**Supplied entries**
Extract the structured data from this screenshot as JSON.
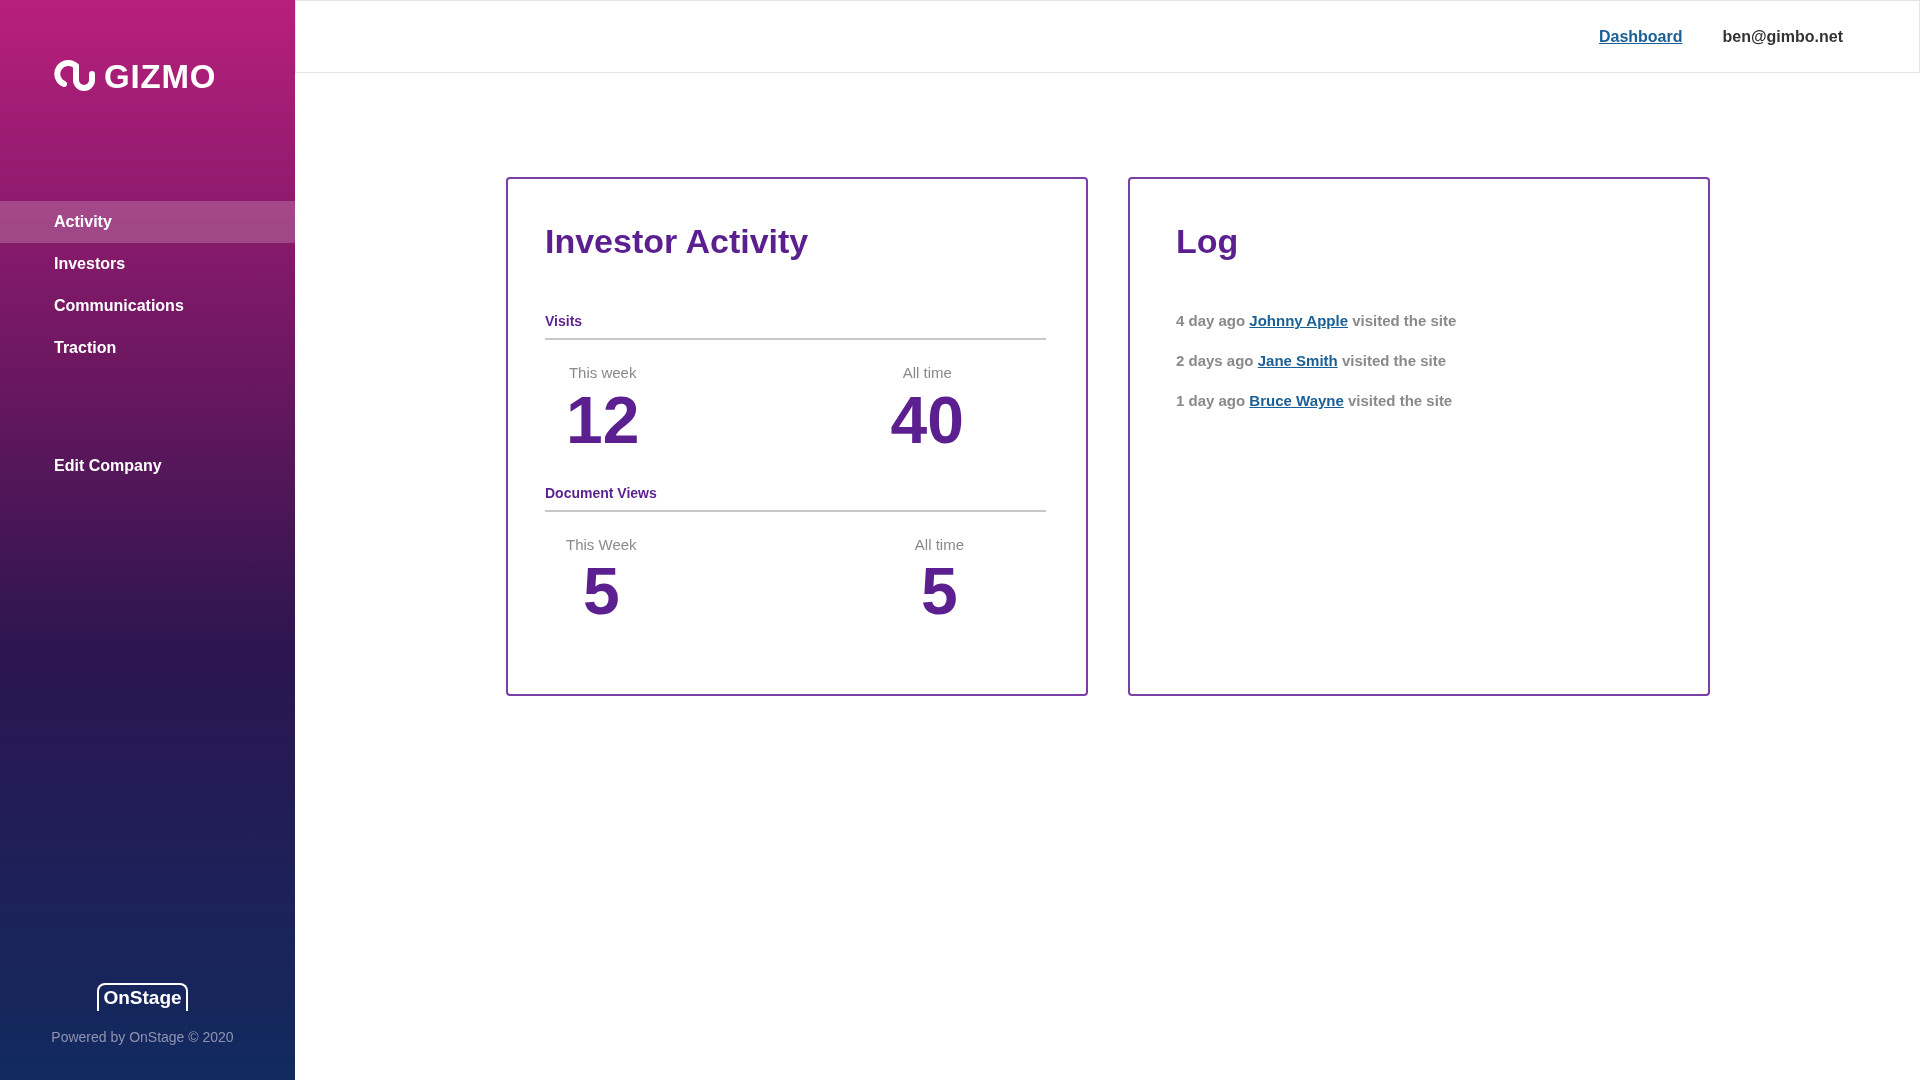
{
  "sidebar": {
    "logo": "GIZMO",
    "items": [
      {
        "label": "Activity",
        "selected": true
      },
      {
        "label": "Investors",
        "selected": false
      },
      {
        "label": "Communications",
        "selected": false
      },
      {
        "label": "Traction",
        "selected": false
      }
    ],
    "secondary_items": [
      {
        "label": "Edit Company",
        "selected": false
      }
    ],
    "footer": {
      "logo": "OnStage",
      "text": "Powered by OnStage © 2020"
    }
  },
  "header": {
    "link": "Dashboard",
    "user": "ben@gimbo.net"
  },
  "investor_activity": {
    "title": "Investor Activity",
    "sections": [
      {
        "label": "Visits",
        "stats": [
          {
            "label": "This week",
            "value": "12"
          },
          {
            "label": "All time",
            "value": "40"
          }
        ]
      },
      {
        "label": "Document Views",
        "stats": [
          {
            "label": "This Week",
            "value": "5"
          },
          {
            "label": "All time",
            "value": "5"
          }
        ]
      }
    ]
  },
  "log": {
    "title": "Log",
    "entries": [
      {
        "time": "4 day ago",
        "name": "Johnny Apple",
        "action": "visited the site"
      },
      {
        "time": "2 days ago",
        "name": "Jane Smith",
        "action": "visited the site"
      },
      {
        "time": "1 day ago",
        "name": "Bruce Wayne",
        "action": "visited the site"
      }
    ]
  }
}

* * *

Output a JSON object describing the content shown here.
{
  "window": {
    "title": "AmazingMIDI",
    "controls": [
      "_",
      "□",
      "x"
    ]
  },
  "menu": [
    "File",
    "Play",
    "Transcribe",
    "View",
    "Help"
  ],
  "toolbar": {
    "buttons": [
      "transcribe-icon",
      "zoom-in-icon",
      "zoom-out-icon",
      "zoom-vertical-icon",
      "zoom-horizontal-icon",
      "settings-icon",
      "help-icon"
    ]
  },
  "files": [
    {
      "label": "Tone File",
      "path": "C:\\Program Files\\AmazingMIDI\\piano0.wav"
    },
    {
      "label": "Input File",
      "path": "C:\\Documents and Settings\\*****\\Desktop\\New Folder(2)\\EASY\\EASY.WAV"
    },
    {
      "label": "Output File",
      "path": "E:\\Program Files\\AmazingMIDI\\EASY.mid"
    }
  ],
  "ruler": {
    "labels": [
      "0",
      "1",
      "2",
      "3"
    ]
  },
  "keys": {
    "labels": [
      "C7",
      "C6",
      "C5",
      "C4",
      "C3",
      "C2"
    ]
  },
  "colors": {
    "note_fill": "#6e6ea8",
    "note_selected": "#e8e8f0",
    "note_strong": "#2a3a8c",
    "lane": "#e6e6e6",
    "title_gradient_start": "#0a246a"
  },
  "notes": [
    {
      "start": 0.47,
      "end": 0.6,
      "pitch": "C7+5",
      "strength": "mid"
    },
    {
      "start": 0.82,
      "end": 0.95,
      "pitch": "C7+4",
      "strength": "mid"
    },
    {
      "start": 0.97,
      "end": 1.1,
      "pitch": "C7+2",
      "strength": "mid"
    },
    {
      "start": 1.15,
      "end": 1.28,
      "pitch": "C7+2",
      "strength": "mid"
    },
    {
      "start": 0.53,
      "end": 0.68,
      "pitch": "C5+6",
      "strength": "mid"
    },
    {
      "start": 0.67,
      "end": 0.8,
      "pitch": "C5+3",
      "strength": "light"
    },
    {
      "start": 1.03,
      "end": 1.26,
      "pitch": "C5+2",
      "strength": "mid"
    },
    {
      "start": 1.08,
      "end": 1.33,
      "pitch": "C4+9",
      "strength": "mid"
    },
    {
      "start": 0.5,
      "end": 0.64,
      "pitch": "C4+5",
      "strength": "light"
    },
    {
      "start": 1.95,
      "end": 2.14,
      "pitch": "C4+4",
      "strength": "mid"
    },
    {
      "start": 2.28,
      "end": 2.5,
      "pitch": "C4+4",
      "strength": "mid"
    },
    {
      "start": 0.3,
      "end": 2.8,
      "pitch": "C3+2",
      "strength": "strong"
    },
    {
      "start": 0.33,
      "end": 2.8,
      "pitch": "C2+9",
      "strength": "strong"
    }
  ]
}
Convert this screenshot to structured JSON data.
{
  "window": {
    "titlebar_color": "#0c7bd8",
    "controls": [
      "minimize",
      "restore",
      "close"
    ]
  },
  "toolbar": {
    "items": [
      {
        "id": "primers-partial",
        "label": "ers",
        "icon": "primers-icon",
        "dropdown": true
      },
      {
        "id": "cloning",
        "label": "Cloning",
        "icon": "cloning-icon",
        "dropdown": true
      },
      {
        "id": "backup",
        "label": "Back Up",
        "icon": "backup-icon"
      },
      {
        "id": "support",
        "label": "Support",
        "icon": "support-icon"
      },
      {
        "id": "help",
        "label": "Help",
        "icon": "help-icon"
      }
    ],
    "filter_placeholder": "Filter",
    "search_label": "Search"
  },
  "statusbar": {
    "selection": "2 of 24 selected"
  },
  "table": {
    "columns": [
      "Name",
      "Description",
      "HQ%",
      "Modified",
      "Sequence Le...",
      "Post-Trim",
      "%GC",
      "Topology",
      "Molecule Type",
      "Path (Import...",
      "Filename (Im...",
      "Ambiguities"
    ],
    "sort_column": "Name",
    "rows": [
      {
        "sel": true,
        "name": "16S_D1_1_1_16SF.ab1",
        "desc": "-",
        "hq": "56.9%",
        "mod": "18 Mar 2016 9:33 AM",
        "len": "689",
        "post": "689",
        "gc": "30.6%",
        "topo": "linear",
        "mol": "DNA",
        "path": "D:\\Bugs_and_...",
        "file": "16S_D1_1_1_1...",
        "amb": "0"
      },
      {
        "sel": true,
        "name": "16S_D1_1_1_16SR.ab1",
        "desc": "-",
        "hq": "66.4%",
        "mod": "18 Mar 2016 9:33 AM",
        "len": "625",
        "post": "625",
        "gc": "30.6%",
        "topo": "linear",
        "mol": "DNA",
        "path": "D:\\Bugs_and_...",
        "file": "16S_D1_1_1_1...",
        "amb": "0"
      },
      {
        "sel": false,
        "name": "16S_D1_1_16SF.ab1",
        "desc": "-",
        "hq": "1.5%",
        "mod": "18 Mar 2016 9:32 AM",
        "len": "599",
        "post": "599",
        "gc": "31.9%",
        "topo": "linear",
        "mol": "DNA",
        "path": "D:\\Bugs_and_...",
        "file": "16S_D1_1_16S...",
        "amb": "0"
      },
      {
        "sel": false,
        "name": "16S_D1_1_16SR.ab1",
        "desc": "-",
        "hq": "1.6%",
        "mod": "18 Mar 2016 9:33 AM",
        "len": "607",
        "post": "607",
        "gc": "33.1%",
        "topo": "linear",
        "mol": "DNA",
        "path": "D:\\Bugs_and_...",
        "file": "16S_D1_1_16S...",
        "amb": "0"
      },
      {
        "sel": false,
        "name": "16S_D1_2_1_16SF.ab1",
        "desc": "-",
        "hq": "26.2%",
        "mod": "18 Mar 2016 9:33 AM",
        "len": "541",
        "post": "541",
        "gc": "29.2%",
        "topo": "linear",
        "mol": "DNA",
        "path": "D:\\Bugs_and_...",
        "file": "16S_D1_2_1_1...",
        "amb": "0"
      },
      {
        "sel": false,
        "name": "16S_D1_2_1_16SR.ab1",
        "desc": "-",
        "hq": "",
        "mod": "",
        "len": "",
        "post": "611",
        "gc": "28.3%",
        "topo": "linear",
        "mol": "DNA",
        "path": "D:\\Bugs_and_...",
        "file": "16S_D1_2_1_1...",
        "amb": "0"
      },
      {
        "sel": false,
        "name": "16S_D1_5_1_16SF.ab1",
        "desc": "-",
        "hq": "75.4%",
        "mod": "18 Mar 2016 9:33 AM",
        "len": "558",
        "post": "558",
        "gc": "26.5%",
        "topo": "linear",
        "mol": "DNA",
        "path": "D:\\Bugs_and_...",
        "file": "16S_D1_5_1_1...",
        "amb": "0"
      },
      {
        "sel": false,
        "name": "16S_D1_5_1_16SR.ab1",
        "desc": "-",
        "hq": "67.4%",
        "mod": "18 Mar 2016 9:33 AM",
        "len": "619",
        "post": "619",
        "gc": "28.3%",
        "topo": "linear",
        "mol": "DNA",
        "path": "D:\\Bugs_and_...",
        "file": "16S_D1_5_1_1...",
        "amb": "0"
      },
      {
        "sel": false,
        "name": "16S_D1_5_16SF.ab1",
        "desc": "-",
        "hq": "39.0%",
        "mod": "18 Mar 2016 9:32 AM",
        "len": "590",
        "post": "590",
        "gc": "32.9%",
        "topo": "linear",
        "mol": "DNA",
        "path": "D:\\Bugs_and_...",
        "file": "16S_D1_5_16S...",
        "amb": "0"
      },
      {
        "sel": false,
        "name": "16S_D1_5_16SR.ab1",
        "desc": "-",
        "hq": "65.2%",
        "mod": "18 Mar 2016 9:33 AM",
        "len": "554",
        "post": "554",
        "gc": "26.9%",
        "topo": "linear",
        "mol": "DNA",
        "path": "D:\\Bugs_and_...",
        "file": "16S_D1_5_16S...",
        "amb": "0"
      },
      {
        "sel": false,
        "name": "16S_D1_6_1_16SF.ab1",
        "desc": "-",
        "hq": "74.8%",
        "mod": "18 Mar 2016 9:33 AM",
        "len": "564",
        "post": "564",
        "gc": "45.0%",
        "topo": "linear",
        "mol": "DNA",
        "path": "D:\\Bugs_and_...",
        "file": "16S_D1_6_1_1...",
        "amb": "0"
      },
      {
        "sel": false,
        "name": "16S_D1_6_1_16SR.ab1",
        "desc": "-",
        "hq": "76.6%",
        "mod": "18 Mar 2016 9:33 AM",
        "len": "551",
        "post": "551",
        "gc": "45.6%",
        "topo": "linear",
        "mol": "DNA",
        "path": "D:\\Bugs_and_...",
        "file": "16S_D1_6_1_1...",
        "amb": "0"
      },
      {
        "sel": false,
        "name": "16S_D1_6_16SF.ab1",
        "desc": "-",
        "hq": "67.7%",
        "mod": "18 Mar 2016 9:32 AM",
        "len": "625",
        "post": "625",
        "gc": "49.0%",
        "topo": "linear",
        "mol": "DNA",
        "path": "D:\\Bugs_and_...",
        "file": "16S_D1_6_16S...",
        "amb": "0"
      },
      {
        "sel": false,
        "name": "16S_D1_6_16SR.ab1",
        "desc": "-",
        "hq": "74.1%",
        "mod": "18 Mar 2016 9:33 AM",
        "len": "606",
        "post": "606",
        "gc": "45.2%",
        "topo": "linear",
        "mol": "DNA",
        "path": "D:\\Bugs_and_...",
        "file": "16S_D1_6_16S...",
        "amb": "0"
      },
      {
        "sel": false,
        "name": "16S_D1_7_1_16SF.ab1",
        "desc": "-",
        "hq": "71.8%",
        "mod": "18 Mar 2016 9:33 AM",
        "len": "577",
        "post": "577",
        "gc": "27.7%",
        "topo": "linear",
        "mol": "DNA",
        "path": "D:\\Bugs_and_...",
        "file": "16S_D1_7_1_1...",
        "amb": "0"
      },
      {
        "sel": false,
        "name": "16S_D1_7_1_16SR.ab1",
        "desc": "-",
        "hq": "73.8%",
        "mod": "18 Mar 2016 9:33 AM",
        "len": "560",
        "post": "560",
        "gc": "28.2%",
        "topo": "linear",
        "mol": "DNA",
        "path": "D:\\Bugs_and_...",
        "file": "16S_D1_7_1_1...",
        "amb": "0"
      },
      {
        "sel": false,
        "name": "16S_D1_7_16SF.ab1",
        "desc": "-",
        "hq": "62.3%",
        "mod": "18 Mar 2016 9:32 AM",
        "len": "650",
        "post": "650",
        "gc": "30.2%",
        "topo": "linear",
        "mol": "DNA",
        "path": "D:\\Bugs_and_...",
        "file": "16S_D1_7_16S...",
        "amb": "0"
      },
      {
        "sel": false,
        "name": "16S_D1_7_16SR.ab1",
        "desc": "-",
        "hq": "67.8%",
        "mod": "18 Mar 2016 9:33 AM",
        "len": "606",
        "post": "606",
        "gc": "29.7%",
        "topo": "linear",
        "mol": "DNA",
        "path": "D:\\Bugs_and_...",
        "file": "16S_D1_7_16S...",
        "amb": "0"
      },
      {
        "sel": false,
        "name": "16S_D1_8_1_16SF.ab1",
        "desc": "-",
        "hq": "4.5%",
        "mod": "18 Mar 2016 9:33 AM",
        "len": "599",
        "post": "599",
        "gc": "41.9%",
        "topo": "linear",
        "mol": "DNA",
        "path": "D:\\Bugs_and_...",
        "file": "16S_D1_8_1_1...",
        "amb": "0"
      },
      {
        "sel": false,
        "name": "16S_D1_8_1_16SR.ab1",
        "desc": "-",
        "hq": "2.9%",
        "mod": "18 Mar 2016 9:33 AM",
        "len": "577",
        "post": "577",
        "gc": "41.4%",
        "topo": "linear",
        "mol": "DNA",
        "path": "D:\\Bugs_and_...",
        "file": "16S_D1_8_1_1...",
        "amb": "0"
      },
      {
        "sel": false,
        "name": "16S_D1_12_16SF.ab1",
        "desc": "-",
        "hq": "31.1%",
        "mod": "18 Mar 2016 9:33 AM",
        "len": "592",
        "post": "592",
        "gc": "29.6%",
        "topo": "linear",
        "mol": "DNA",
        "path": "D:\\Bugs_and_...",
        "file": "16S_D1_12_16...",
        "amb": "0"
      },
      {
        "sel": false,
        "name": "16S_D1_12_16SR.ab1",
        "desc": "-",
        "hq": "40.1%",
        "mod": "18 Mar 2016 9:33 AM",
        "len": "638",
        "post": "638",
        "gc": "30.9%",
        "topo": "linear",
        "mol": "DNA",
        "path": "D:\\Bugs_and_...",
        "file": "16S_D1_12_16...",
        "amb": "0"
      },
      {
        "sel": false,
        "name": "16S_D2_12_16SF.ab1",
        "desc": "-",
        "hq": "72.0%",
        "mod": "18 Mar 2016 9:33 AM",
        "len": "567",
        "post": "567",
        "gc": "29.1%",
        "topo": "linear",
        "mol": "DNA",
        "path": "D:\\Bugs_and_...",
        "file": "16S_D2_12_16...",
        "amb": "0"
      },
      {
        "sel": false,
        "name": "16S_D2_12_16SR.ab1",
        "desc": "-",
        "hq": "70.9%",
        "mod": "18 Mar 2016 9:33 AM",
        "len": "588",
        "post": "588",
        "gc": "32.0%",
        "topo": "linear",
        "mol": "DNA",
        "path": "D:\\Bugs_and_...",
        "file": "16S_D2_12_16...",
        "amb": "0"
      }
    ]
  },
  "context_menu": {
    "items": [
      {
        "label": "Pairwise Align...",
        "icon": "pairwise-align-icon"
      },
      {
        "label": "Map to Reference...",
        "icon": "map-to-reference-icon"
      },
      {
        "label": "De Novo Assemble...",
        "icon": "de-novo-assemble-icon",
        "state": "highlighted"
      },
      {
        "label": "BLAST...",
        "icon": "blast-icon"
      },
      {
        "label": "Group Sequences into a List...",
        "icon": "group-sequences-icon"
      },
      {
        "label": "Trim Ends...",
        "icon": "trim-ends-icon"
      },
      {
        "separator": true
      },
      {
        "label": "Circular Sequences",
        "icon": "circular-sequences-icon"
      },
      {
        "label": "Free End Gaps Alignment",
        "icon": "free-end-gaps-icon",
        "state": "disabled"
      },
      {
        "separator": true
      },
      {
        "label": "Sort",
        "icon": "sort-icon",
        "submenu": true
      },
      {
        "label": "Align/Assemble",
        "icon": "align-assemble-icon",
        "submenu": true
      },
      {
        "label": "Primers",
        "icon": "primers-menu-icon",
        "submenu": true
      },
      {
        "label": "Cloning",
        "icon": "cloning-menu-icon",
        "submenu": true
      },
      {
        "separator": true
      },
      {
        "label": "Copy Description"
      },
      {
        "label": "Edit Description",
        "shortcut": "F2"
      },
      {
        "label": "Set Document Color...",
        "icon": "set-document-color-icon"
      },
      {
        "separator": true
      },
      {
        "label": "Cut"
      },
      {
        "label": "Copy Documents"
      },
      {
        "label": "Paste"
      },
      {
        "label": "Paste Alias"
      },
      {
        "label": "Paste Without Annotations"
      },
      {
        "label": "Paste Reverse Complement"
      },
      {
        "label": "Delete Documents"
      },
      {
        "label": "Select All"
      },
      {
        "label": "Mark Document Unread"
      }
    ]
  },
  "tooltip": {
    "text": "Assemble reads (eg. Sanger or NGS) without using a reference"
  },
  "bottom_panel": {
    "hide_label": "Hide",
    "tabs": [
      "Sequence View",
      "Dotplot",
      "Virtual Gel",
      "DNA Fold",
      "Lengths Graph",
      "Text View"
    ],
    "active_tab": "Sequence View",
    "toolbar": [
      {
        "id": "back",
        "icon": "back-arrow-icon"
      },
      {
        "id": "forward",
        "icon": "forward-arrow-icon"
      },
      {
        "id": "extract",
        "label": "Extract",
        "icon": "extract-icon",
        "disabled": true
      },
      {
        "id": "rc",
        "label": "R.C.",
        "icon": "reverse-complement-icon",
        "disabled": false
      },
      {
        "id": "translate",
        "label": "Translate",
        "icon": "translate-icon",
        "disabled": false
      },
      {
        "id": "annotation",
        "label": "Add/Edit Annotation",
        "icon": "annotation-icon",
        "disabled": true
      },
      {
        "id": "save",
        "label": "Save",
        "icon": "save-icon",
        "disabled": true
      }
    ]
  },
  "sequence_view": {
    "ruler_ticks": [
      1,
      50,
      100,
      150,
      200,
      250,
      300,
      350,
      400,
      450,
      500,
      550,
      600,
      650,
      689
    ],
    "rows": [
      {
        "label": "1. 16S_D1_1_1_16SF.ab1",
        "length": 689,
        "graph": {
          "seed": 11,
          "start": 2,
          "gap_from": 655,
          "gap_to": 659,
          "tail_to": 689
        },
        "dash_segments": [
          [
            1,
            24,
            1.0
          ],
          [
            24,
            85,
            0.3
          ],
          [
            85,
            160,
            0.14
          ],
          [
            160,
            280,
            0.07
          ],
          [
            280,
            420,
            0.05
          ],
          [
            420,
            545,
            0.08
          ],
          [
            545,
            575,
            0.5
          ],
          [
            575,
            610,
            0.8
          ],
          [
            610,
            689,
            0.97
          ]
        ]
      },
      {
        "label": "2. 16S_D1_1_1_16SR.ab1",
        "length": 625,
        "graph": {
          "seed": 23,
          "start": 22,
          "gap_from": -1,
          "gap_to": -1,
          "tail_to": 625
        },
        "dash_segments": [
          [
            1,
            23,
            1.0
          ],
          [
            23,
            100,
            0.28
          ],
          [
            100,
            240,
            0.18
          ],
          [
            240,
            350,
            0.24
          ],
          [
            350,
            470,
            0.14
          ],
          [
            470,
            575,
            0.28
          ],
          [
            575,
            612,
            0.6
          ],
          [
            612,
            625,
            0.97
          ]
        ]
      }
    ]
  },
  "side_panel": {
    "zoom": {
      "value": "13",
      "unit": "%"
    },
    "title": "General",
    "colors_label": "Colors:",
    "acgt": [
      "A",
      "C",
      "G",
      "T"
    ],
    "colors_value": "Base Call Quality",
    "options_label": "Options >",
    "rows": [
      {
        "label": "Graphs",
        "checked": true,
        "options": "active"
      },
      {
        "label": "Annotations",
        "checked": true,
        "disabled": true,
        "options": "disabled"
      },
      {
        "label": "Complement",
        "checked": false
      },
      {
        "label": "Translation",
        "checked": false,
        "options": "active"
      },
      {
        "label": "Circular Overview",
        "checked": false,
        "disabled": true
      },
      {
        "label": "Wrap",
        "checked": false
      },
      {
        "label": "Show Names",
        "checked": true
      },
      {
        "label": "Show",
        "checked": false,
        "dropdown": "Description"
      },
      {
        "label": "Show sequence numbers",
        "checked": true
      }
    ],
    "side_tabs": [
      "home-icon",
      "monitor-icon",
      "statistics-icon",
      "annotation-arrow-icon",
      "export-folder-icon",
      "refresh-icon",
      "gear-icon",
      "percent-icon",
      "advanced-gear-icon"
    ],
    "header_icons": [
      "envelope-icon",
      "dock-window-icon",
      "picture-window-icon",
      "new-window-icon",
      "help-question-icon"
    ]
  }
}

...

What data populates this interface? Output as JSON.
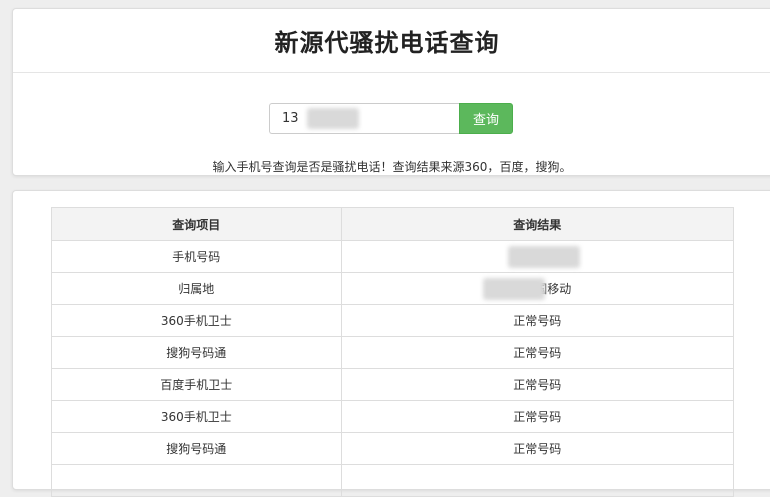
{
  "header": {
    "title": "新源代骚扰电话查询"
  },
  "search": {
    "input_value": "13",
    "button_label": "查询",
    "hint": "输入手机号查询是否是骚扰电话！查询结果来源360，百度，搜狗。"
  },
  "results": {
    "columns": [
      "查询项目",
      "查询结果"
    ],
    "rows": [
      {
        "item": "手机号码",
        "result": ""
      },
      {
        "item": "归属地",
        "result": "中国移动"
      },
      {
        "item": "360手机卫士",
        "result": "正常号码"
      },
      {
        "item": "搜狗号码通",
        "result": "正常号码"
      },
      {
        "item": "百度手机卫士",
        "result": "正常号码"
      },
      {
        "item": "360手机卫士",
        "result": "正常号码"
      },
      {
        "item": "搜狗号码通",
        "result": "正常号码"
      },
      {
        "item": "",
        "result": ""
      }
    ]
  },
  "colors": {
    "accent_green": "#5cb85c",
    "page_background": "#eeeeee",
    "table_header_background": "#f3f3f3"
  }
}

**Written instruction**
Which lines above hold the word "time"? Copy each of them.

**Solution for this task**
            "label": "All time",
            "label": "All time",
        "time": "4 day ago",
        "time": "2 days ago",
        "time": "1 day ago",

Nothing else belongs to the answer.